* **PASSAGE GIVEN**

Composition and requirements
Of body solder
Body solder consists of 68.5 per cent lead, 1.5 per
cent antimony and 30 per cent tin. The solder has
to possess the following characteristics:
1 It must remain plastic over a large temperature
range, so that it stays workable.
2 It must wipe with the solder stick and not
crumble, thus providing a clean surface finish.
3 The lead and tin must not separate, as it is
worked in vertical or overhead positions.
4 It must be capable of being reheated and
reworked without forming hard spots.
Process of body soldering
During the repairs of body damage, some means of
reproducing the normal contour of the damaged
area is necessary when it cannot be restored by
normal panel beating methods. This is a case
where body solder can be used to advantage so
the area can be filled and then dressed down to
a smooth and perfect finish.

* **ENTRIES PROVIDED**

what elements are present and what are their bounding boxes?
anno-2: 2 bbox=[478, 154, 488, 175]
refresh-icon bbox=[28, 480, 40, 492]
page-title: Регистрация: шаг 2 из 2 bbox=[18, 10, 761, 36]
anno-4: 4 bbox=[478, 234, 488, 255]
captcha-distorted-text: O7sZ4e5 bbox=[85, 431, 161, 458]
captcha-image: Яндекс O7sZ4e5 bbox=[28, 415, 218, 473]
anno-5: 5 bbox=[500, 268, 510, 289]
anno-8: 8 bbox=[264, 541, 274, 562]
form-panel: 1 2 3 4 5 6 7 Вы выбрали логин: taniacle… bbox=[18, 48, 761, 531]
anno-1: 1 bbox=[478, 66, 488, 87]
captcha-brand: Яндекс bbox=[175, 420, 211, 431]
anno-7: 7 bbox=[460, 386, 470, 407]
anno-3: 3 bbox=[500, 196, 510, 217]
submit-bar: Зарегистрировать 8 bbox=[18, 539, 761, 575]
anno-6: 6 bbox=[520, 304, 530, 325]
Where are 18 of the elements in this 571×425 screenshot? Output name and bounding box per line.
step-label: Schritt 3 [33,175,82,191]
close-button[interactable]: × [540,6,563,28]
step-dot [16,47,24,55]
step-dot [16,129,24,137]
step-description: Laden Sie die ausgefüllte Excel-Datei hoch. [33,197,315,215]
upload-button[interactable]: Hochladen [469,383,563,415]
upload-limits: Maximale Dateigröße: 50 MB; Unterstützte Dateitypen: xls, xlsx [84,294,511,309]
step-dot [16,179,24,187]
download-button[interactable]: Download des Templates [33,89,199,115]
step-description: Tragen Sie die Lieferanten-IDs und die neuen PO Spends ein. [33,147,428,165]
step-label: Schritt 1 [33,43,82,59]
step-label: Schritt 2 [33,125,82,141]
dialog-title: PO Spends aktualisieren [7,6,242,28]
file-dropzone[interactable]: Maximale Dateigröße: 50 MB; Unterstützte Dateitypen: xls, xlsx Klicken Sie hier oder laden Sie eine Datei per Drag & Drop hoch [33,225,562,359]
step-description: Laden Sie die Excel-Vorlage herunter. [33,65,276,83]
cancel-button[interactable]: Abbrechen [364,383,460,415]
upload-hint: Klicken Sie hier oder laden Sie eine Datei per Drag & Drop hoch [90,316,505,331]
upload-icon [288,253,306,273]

* **TASK TO CARRY OUT**
Transcribe the body solder passage word for word, starting with "2 It must wipe" and going on through "forming hard spots.".

* **EXERCISE RESPONSE**
2 It must wipe with the solder stick and not
crumble, thus providing a clean surface finish.
3 The lead and tin must not separate, as it is
worked in vertical or overhead positions.
4 It must be capable of being reheated and
reworked without forming hard spots.